[BEGIN Data supplied]

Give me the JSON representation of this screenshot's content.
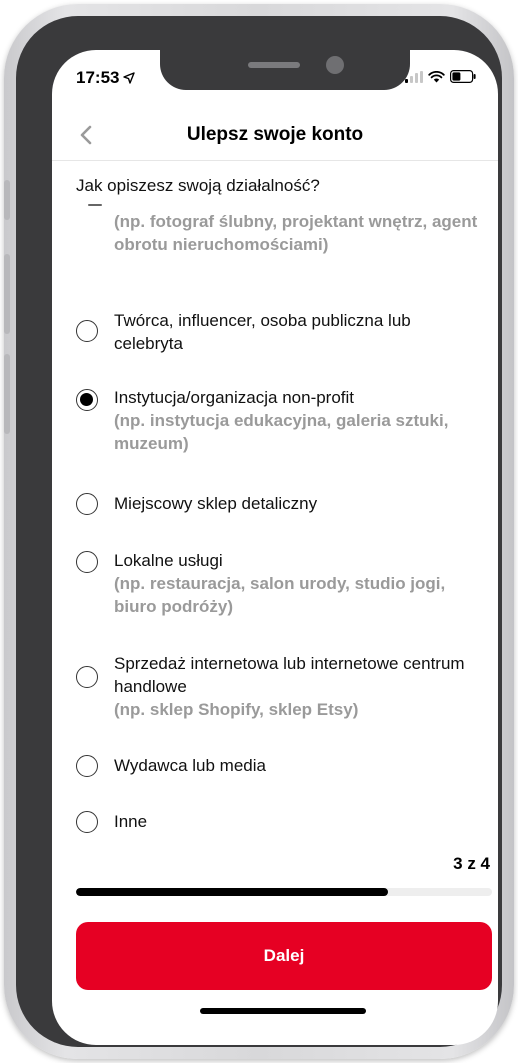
{
  "status_bar": {
    "time": "17:53"
  },
  "header": {
    "title": "Ulepsz swoje konto"
  },
  "question": "Jak opiszesz swoją działalność?",
  "options": [
    {
      "label": "",
      "hint": "(np. fotograf ślubny, projektant wnętrz, agent obrotu nieruchomościami)",
      "selected": false
    },
    {
      "label": "Twórca, influencer, osoba publiczna lub celebryta",
      "hint": "",
      "selected": false
    },
    {
      "label": "Instytucja/organizacja non-profit",
      "hint": "(np. instytucja edukacyjna, galeria sztuki, muzeum)",
      "selected": true
    },
    {
      "label": "Miejscowy sklep detaliczny",
      "hint": "",
      "selected": false
    },
    {
      "label": "Lokalne usługi",
      "hint": "(np. restauracja, salon urody, studio jogi, biuro podróży)",
      "selected": false
    },
    {
      "label": "Sprzedaż internetowa lub internetowe centrum handlowe",
      "hint": "(np. sklep Shopify, sklep Etsy)",
      "selected": false
    },
    {
      "label": "Wydawca lub media",
      "hint": "",
      "selected": false
    },
    {
      "label": "Inne",
      "hint": "",
      "selected": false
    }
  ],
  "progress": {
    "step_label": "3 z 4",
    "fraction": 0.75
  },
  "next_button": {
    "label": "Dalej"
  },
  "colors": {
    "accent": "#e60023",
    "hint_text": "#9a9a9a"
  }
}
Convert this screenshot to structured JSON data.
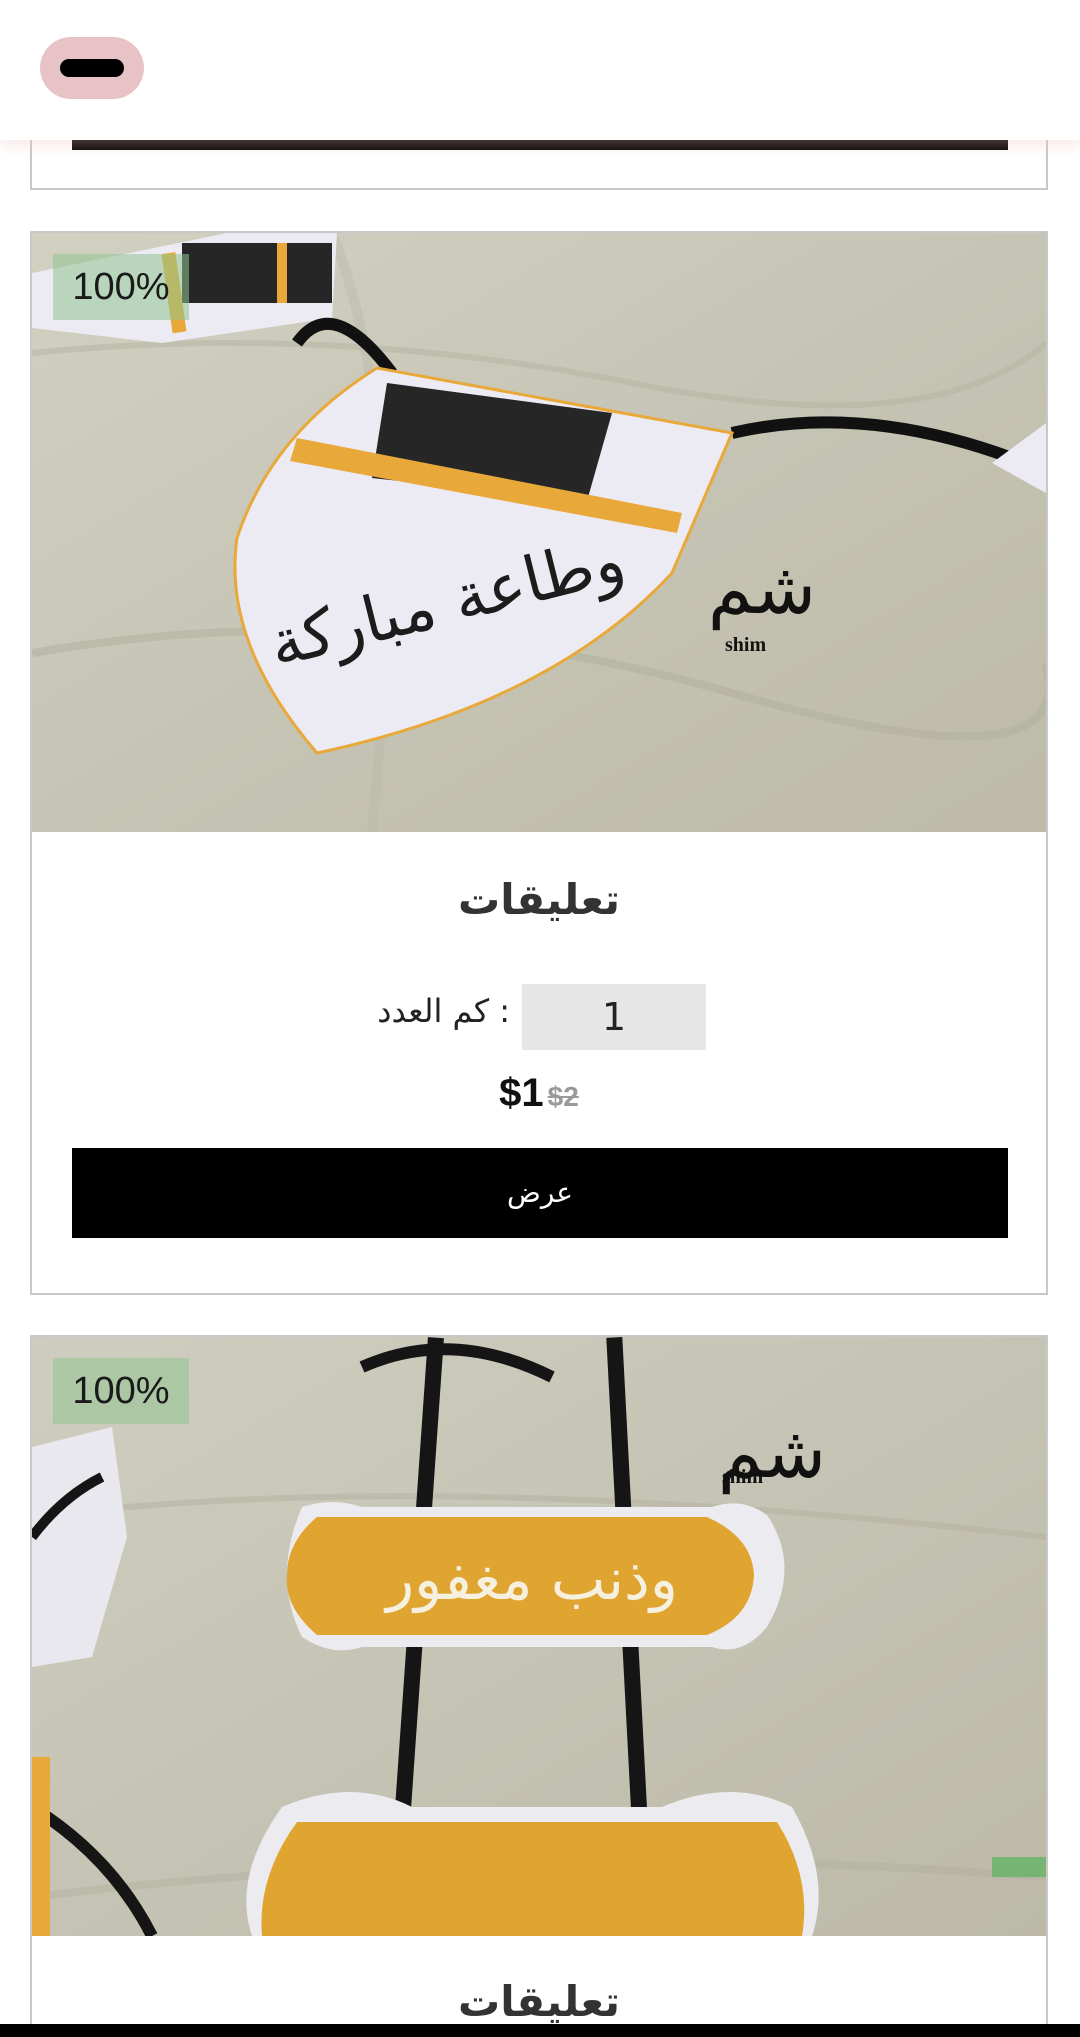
{
  "header": {
    "menu_icon": "menu-pill-icon"
  },
  "products": [
    {
      "discount": "100%",
      "image_text": "وطاعة مباركة",
      "logo_text": "shim",
      "title": "تعليقات",
      "quantity_label": ": كم العدد",
      "quantity_value": "1",
      "price": "$1",
      "original_price": "$2",
      "button_label": "عرض"
    },
    {
      "discount": "100%",
      "image_text": "وذنب مغفور",
      "logo_text": "shim",
      "title": "تعليقات"
    }
  ],
  "colors": {
    "accent_pink": "#e7c2c6",
    "badge_green": "#90c490",
    "button_black": "#000000",
    "fabric": "#c9c7b8",
    "kaaba_gold": "#e8a83a"
  }
}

[END Data supplied]

■ **What the task asks**
Exactly repeat every line from the line that includes "Convert this screenshot" to the end of the listing, and nothing else, leaving pictures out.

■ **Solution to the problem**
Convert this screenshot to structured JSON data.
{
  "header": {
    "menu_icon": "menu-pill-icon"
  },
  "products": [
    {
      "discount": "100%",
      "image_text": "وطاعة مباركة",
      "logo_text": "shim",
      "title": "تعليقات",
      "quantity_label": ": كم العدد",
      "quantity_value": "1",
      "price": "$1",
      "original_price": "$2",
      "button_label": "عرض"
    },
    {
      "discount": "100%",
      "image_text": "وذنب مغفور",
      "logo_text": "shim",
      "title": "تعليقات"
    }
  ],
  "colors": {
    "accent_pink": "#e7c2c6",
    "badge_green": "#90c490",
    "button_black": "#000000",
    "fabric": "#c9c7b8",
    "kaaba_gold": "#e8a83a"
  }
}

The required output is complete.